* Working data

•••••

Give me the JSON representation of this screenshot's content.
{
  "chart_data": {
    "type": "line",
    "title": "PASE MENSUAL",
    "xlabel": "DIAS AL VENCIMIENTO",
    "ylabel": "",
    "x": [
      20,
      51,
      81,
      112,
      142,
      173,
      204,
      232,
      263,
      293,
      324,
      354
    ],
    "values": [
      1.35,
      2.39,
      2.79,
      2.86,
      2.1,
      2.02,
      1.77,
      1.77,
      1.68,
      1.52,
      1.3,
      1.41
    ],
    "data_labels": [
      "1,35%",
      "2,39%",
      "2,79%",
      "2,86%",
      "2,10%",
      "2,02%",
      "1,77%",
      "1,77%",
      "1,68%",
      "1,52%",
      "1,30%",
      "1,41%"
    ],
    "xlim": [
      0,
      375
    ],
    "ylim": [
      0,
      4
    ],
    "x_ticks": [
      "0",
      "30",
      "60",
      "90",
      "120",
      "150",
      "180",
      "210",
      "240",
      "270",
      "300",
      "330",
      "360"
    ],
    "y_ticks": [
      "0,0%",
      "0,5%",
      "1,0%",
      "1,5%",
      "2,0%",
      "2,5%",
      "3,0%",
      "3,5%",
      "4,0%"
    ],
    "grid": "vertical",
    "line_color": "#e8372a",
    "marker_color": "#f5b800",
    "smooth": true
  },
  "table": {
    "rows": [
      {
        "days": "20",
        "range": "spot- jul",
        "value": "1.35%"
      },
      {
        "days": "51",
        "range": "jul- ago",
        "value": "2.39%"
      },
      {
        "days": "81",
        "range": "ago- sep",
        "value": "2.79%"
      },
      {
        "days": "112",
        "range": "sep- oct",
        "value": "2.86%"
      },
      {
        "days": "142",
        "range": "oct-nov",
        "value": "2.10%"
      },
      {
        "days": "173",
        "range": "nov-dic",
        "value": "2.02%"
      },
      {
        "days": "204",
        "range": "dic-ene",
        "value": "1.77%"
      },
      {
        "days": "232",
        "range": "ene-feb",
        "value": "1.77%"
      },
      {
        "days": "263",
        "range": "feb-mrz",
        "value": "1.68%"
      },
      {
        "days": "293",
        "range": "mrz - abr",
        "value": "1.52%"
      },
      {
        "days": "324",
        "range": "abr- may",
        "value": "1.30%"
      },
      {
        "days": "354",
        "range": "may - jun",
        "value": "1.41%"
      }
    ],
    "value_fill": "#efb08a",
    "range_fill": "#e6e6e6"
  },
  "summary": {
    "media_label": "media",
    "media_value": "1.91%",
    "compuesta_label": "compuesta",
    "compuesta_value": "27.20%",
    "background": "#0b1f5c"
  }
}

•••••

* Required work
Repeat the entries shown above, every one, word for word.

* Response to this task
Give me the JSON representation of this screenshot's content.
{
  "chart_data": {
    "type": "line",
    "title": "PASE MENSUAL",
    "xlabel": "DIAS AL VENCIMIENTO",
    "ylabel": "",
    "x": [
      20,
      51,
      81,
      112,
      142,
      173,
      204,
      232,
      263,
      293,
      324,
      354
    ],
    "values": [
      1.35,
      2.39,
      2.79,
      2.86,
      2.1,
      2.02,
      1.77,
      1.77,
      1.68,
      1.52,
      1.3,
      1.41
    ],
    "data_labels": [
      "1,35%",
      "2,39%",
      "2,79%",
      "2,86%",
      "2,10%",
      "2,02%",
      "1,77%",
      "1,77%",
      "1,68%",
      "1,52%",
      "1,30%",
      "1,41%"
    ],
    "xlim": [
      0,
      375
    ],
    "ylim": [
      0,
      4
    ],
    "x_ticks": [
      "0",
      "30",
      "60",
      "90",
      "120",
      "150",
      "180",
      "210",
      "240",
      "270",
      "300",
      "330",
      "360"
    ],
    "y_ticks": [
      "0,0%",
      "0,5%",
      "1,0%",
      "1,5%",
      "2,0%",
      "2,5%",
      "3,0%",
      "3,5%",
      "4,0%"
    ],
    "grid": "vertical",
    "line_color": "#e8372a",
    "marker_color": "#f5b800",
    "smooth": true
  },
  "table": {
    "rows": [
      {
        "days": "20",
        "range": "spot- jul",
        "value": "1.35%"
      },
      {
        "days": "51",
        "range": "jul- ago",
        "value": "2.39%"
      },
      {
        "days": "81",
        "range": "ago- sep",
        "value": "2.79%"
      },
      {
        "days": "112",
        "range": "sep- oct",
        "value": "2.86%"
      },
      {
        "days": "142",
        "range": "oct-nov",
        "value": "2.10%"
      },
      {
        "days": "173",
        "range": "nov-dic",
        "value": "2.02%"
      },
      {
        "days": "204",
        "range": "dic-ene",
        "value": "1.77%"
      },
      {
        "days": "232",
        "range": "ene-feb",
        "value": "1.77%"
      },
      {
        "days": "263",
        "range": "feb-mrz",
        "value": "1.68%"
      },
      {
        "days": "293",
        "range": "mrz - abr",
        "value": "1.52%"
      },
      {
        "days": "324",
        "range": "abr- may",
        "value": "1.30%"
      },
      {
        "days": "354",
        "range": "may - jun",
        "value": "1.41%"
      }
    ],
    "value_fill": "#efb08a",
    "range_fill": "#e6e6e6"
  },
  "summary": {
    "media_label": "media",
    "media_value": "1.91%",
    "compuesta_label": "compuesta",
    "compuesta_value": "27.20%",
    "background": "#0b1f5c"
  }
}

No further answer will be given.